━━━━━ Data shown

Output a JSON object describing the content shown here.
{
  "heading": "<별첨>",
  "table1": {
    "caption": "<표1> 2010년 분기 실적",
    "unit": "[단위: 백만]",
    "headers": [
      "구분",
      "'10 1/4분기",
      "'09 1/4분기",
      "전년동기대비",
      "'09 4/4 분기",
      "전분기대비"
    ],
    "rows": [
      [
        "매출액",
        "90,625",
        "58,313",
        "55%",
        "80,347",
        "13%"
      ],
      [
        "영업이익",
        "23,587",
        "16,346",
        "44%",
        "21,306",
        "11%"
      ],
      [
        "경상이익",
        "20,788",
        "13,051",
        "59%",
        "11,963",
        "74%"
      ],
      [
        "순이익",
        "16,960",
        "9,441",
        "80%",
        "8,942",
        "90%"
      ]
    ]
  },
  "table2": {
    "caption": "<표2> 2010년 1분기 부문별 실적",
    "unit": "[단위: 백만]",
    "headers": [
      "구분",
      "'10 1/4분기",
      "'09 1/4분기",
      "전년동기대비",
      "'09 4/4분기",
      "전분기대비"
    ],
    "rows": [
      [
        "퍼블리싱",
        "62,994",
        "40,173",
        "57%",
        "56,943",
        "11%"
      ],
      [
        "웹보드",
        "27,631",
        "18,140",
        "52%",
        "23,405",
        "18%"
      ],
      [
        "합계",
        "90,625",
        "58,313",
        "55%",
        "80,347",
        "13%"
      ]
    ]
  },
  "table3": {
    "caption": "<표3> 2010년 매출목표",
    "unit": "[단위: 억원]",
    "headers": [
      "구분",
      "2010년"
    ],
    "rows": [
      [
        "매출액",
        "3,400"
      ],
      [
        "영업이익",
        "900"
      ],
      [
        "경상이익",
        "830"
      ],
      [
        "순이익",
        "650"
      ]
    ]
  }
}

━━━━━━━━━━

◆ **Exercise aim**: Faithfully transcribe the whole of the data.

◆ **Complete answer**:
Output a JSON object describing the content shown here.
{
  "heading": "<별첨>",
  "table1": {
    "caption": "<표1> 2010년 분기 실적",
    "unit": "[단위: 백만]",
    "headers": [
      "구분",
      "'10 1/4분기",
      "'09 1/4분기",
      "전년동기대비",
      "'09 4/4 분기",
      "전분기대비"
    ],
    "rows": [
      [
        "매출액",
        "90,625",
        "58,313",
        "55%",
        "80,347",
        "13%"
      ],
      [
        "영업이익",
        "23,587",
        "16,346",
        "44%",
        "21,306",
        "11%"
      ],
      [
        "경상이익",
        "20,788",
        "13,051",
        "59%",
        "11,963",
        "74%"
      ],
      [
        "순이익",
        "16,960",
        "9,441",
        "80%",
        "8,942",
        "90%"
      ]
    ]
  },
  "table2": {
    "caption": "<표2> 2010년 1분기 부문별 실적",
    "unit": "[단위: 백만]",
    "headers": [
      "구분",
      "'10 1/4분기",
      "'09 1/4분기",
      "전년동기대비",
      "'09 4/4분기",
      "전분기대비"
    ],
    "rows": [
      [
        "퍼블리싱",
        "62,994",
        "40,173",
        "57%",
        "56,943",
        "11%"
      ],
      [
        "웹보드",
        "27,631",
        "18,140",
        "52%",
        "23,405",
        "18%"
      ],
      [
        "합계",
        "90,625",
        "58,313",
        "55%",
        "80,347",
        "13%"
      ]
    ]
  },
  "table3": {
    "caption": "<표3> 2010년 매출목표",
    "unit": "[단위: 억원]",
    "headers": [
      "구분",
      "2010년"
    ],
    "rows": [
      [
        "매출액",
        "3,400"
      ],
      [
        "영업이익",
        "900"
      ],
      [
        "경상이익",
        "830"
      ],
      [
        "순이익",
        "650"
      ]
    ]
  }
}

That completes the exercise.